_What you should do_
Identify each line containing the word "และถามตอบ" and copy it.

(Collected data entries)
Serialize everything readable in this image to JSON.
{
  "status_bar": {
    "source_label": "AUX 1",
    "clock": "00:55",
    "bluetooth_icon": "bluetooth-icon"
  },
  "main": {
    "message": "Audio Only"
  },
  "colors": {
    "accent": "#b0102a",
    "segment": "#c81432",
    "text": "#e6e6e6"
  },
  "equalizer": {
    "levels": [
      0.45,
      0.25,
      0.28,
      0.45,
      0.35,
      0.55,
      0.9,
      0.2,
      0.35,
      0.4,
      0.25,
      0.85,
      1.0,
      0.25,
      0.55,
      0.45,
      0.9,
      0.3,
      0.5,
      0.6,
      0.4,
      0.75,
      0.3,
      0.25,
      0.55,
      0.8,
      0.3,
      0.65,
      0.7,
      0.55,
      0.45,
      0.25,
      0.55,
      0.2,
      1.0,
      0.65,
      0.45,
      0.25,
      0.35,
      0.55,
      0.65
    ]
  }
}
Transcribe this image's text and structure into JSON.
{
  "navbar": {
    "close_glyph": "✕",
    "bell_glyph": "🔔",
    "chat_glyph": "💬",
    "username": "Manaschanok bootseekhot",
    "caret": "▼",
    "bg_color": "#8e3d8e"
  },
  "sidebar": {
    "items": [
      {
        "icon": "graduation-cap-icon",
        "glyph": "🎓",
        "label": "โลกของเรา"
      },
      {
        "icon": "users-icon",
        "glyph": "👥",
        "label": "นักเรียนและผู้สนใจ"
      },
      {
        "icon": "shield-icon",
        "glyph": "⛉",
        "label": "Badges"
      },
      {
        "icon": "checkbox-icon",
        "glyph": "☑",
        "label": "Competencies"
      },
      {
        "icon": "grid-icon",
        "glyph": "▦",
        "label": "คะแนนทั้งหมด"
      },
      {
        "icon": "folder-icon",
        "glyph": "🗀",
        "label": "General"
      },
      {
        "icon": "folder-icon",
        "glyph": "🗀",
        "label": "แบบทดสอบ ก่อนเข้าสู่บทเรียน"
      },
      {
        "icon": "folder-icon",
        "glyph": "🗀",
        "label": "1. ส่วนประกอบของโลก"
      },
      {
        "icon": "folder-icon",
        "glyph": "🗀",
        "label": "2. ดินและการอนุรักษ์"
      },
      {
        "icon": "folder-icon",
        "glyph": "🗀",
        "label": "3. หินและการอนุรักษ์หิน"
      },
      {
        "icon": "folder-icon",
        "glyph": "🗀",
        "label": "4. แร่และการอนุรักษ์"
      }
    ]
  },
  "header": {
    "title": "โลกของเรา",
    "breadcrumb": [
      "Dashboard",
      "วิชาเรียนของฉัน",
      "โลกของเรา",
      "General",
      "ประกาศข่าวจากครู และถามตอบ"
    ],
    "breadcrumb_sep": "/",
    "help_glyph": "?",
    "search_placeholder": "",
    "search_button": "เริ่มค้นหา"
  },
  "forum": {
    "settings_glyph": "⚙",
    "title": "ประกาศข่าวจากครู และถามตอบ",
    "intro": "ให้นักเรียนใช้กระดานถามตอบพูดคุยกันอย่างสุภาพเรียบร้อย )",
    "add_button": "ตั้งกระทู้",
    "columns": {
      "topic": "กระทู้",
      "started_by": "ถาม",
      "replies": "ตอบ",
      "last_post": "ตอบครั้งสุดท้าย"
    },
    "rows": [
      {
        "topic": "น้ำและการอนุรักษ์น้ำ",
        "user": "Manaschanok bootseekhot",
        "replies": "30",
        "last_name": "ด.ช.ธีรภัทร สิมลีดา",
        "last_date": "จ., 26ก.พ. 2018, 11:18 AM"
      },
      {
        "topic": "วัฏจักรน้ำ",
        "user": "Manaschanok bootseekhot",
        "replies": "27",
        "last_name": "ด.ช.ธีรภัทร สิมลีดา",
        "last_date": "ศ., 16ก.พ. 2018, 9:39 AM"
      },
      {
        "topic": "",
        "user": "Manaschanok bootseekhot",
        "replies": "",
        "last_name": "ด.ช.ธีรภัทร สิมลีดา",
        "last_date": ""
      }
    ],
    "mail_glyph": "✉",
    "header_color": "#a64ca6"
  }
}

_Task output_
      "ประกาศข่าวจากครู และถามตอบ"
    "title": "ประกาศข่าวจากครู และถามตอบ",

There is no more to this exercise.